TASK REQUIREMENTS => Below is a set of records. Repeat all of them exactly.

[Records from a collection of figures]
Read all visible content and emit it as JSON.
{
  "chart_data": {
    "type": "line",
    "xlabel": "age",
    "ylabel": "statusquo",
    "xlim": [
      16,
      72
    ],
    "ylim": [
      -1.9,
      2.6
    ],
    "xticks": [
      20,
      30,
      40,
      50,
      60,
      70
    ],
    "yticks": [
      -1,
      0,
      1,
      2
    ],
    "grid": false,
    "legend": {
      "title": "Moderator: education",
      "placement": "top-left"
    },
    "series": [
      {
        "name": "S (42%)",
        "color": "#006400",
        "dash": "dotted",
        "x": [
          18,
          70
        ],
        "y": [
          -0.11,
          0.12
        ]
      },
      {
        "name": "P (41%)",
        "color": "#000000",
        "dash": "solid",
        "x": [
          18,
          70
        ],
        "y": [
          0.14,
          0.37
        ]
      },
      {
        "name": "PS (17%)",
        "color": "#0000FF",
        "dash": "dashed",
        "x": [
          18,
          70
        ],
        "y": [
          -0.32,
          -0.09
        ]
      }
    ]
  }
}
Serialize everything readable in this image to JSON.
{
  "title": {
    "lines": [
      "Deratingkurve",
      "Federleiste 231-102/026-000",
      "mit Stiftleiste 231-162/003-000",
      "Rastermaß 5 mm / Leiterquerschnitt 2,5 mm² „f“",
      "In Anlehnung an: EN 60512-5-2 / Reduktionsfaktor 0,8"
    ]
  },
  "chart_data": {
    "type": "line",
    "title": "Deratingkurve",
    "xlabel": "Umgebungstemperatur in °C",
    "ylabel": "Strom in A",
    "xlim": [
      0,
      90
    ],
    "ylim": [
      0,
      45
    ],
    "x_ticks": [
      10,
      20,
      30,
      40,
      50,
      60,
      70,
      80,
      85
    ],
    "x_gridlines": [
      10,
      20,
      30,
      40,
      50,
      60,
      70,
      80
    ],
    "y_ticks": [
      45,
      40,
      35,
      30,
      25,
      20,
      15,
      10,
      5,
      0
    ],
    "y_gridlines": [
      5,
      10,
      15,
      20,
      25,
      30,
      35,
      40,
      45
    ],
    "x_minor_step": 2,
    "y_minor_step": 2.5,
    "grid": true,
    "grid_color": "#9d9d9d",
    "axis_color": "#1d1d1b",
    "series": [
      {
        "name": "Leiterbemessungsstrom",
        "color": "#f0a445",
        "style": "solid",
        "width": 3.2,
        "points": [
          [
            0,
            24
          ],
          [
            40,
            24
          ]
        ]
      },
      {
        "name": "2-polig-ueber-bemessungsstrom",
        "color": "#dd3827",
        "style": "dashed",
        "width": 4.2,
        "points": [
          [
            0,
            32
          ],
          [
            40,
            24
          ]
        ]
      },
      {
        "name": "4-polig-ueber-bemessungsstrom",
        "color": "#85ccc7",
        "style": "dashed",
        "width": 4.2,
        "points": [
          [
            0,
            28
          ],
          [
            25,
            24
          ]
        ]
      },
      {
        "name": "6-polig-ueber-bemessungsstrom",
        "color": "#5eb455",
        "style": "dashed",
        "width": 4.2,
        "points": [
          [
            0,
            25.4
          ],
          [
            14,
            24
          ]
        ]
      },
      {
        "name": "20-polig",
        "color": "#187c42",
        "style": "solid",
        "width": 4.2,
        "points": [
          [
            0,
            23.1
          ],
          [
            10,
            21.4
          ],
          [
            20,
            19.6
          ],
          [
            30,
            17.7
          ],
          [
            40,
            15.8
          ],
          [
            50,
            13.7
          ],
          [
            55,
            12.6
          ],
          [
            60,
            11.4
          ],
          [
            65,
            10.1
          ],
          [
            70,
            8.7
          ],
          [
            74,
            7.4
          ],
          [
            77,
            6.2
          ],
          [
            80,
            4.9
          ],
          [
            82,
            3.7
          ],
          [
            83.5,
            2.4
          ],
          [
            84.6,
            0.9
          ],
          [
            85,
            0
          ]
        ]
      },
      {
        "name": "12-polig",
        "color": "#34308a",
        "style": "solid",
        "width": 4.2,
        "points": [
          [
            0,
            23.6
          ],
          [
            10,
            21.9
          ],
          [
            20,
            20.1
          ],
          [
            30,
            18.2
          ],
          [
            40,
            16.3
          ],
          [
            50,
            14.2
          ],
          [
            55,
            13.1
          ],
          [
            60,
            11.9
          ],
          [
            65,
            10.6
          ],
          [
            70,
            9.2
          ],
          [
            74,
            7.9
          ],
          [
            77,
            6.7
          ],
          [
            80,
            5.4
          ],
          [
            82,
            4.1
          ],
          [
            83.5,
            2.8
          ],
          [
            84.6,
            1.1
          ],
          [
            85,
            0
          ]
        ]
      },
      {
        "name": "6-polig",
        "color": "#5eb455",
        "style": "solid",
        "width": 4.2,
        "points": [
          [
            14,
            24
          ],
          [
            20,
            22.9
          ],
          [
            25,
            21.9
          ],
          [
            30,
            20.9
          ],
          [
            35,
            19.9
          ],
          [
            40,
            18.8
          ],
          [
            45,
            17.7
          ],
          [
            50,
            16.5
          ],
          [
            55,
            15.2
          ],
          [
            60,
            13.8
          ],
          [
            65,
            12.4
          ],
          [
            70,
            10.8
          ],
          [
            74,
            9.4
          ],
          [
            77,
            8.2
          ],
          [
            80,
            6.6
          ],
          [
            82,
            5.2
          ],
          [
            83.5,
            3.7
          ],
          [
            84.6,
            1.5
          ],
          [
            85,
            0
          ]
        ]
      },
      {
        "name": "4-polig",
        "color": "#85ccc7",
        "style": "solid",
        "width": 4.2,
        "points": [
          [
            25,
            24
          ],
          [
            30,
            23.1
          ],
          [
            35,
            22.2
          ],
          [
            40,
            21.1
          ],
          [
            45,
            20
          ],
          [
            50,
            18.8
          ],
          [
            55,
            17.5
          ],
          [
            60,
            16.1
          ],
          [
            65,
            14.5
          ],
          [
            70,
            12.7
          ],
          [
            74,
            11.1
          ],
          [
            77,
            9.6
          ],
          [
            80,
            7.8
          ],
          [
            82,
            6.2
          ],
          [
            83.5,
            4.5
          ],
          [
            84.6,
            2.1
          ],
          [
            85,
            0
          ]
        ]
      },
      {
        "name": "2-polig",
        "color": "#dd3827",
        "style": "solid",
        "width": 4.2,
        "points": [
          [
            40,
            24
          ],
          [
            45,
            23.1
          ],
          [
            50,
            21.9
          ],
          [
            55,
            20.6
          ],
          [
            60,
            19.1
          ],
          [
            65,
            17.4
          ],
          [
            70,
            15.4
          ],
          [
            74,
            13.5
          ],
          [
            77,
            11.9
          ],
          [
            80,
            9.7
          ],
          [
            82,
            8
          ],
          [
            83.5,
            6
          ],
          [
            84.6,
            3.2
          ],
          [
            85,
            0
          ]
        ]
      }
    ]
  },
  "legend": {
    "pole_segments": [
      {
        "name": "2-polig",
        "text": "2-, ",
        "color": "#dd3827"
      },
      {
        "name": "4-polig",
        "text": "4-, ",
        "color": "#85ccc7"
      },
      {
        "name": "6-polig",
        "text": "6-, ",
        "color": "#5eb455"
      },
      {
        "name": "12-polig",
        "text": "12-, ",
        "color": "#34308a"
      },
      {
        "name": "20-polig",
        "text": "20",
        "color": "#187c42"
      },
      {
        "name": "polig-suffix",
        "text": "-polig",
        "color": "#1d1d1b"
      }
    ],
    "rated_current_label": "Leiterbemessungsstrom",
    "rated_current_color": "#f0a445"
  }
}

FULL OUTPUT =>
Read all visible content and emit it as JSON.
{
  "chart_data": {
    "type": "line",
    "xlabel": "age",
    "ylabel": "statusquo",
    "xlim": [
      16,
      72
    ],
    "ylim": [
      -1.9,
      2.6
    ],
    "xticks": [
      20,
      30,
      40,
      50,
      60,
      70
    ],
    "yticks": [
      -1,
      0,
      1,
      2
    ],
    "grid": false,
    "legend": {
      "title": "Moderator: education",
      "placement": "top-left"
    },
    "series": [
      {
        "name": "S (42%)",
        "color": "#006400",
        "dash": "dotted",
        "x": [
          18,
          70
        ],
        "y": [
          -0.11,
          0.12
        ]
      },
      {
        "name": "P (41%)",
        "color": "#000000",
        "dash": "solid",
        "x": [
          18,
          70
        ],
        "y": [
          0.14,
          0.37
        ]
      },
      {
        "name": "PS (17%)",
        "color": "#0000FF",
        "dash": "dashed",
        "x": [
          18,
          70
        ],
        "y": [
          -0.32,
          -0.09
        ]
      }
    ]
  }
}
Serialize everything readable in this image to JSON.
{
  "title": {
    "lines": [
      "Deratingkurve",
      "Federleiste 231-102/026-000",
      "mit Stiftleiste 231-162/003-000",
      "Rastermaß 5 mm / Leiterquerschnitt 2,5 mm² „f“",
      "In Anlehnung an: EN 60512-5-2 / Reduktionsfaktor 0,8"
    ]
  },
  "chart_data": {
    "type": "line",
    "title": "Deratingkurve",
    "xlabel": "Umgebungstemperatur in °C",
    "ylabel": "Strom in A",
    "xlim": [
      0,
      90
    ],
    "ylim": [
      0,
      45
    ],
    "x_ticks": [
      10,
      20,
      30,
      40,
      50,
      60,
      70,
      80,
      85
    ],
    "x_gridlines": [
      10,
      20,
      30,
      40,
      50,
      60,
      70,
      80
    ],
    "y_ticks": [
      45,
      40,
      35,
      30,
      25,
      20,
      15,
      10,
      5,
      0
    ],
    "y_gridlines": [
      5,
      10,
      15,
      20,
      25,
      30,
      35,
      40,
      45
    ],
    "x_minor_step": 2,
    "y_minor_step": 2.5,
    "grid": true,
    "grid_color": "#9d9d9d",
    "axis_color": "#1d1d1b",
    "series": [
      {
        "name": "Leiterbemessungsstrom",
        "color": "#f0a445",
        "style": "solid",
        "width": 3.2,
        "points": [
          [
            0,
            24
          ],
          [
            40,
            24
          ]
        ]
      },
      {
        "name": "2-polig-ueber-bemessungsstrom",
        "color": "#dd3827",
        "style": "dashed",
        "width": 4.2,
        "points": [
          [
            0,
            32
          ],
          [
            40,
            24
          ]
        ]
      },
      {
        "name": "4-polig-ueber-bemessungsstrom",
        "color": "#85ccc7",
        "style": "dashed",
        "width": 4.2,
        "points": [
          [
            0,
            28
          ],
          [
            25,
            24
          ]
        ]
      },
      {
        "name": "6-polig-ueber-bemessungsstrom",
        "color": "#5eb455",
        "style": "dashed",
        "width": 4.2,
        "points": [
          [
            0,
            25.4
          ],
          [
            14,
            24
          ]
        ]
      },
      {
        "name": "20-polig",
        "color": "#187c42",
        "style": "solid",
        "width": 4.2,
        "points": [
          [
            0,
            23.1
          ],
          [
            10,
            21.4
          ],
          [
            20,
            19.6
          ],
          [
            30,
            17.7
          ],
          [
            40,
            15.8
          ],
          [
            50,
            13.7
          ],
          [
            55,
            12.6
          ],
          [
            60,
            11.4
          ],
          [
            65,
            10.1
          ],
          [
            70,
            8.7
          ],
          [
            74,
            7.4
          ],
          [
            77,
            6.2
          ],
          [
            80,
            4.9
          ],
          [
            82,
            3.7
          ],
          [
            83.5,
            2.4
          ],
          [
            84.6,
            0.9
          ],
          [
            85,
            0
          ]
        ]
      },
      {
        "name": "12-polig",
        "color": "#34308a",
        "style": "solid",
        "width": 4.2,
        "points": [
          [
            0,
            23.6
          ],
          [
            10,
            21.9
          ],
          [
            20,
            20.1
          ],
          [
            30,
            18.2
          ],
          [
            40,
            16.3
          ],
          [
            50,
            14.2
          ],
          [
            55,
            13.1
          ],
          [
            60,
            11.9
          ],
          [
            65,
            10.6
          ],
          [
            70,
            9.2
          ],
          [
            74,
            7.9
          ],
          [
            77,
            6.7
          ],
          [
            80,
            5.4
          ],
          [
            82,
            4.1
          ],
          [
            83.5,
            2.8
          ],
          [
            84.6,
            1.1
          ],
          [
            85,
            0
          ]
        ]
      },
      {
        "name": "6-polig",
        "color": "#5eb455",
        "style": "solid",
        "width": 4.2,
        "points": [
          [
            14,
            24
          ],
          [
            20,
            22.9
          ],
          [
            25,
            21.9
          ],
          [
            30,
            20.9
          ],
          [
            35,
            19.9
          ],
          [
            40,
            18.8
          ],
          [
            45,
            17.7
          ],
          [
            50,
            16.5
          ],
          [
            55,
            15.2
          ],
          [
            60,
            13.8
          ],
          [
            65,
            12.4
          ],
          [
            70,
            10.8
          ],
          [
            74,
            9.4
          ],
          [
            77,
            8.2
          ],
          [
            80,
            6.6
          ],
          [
            82,
            5.2
          ],
          [
            83.5,
            3.7
          ],
          [
            84.6,
            1.5
          ],
          [
            85,
            0
          ]
        ]
      },
      {
        "name": "4-polig",
        "color": "#85ccc7",
        "style": "solid",
        "width": 4.2,
        "points": [
          [
            25,
            24
          ],
          [
            30,
            23.1
          ],
          [
            35,
            22.2
          ],
          [
            40,
            21.1
          ],
          [
            45,
            20
          ],
          [
            50,
            18.8
          ],
          [
            55,
            17.5
          ],
          [
            60,
            16.1
          ],
          [
            65,
            14.5
          ],
          [
            70,
            12.7
          ],
          [
            74,
            11.1
          ],
          [
            77,
            9.6
          ],
          [
            80,
            7.8
          ],
          [
            82,
            6.2
          ],
          [
            83.5,
            4.5
          ],
          [
            84.6,
            2.1
          ],
          [
            85,
            0
          ]
        ]
      },
      {
        "name": "2-polig",
        "color": "#dd3827",
        "style": "solid",
        "width": 4.2,
        "points": [
          [
            40,
            24
          ],
          [
            45,
            23.1
          ],
          [
            50,
            21.9
          ],
          [
            55,
            20.6
          ],
          [
            60,
            19.1
          ],
          [
            65,
            17.4
          ],
          [
            70,
            15.4
          ],
          [
            74,
            13.5
          ],
          [
            77,
            11.9
          ],
          [
            80,
            9.7
          ],
          [
            82,
            8
          ],
          [
            83.5,
            6
          ],
          [
            84.6,
            3.2
          ],
          [
            85,
            0
          ]
        ]
      }
    ]
  },
  "legend": {
    "pole_segments": [
      {
        "name": "2-polig",
        "text": "2-, ",
        "color": "#dd3827"
      },
      {
        "name": "4-polig",
        "text": "4-, ",
        "color": "#85ccc7"
      },
      {
        "name": "6-polig",
        "text": "6-, ",
        "color": "#5eb455"
      },
      {
        "name": "12-polig",
        "text": "12-, ",
        "color": "#34308a"
      },
      {
        "name": "20-polig",
        "text": "20",
        "color": "#187c42"
      },
      {
        "name": "polig-suffix",
        "text": "-polig",
        "color": "#1d1d1b"
      }
    ],
    "rated_current_label": "Leiterbemessungsstrom",
    "rated_current_color": "#f0a445"
  }
}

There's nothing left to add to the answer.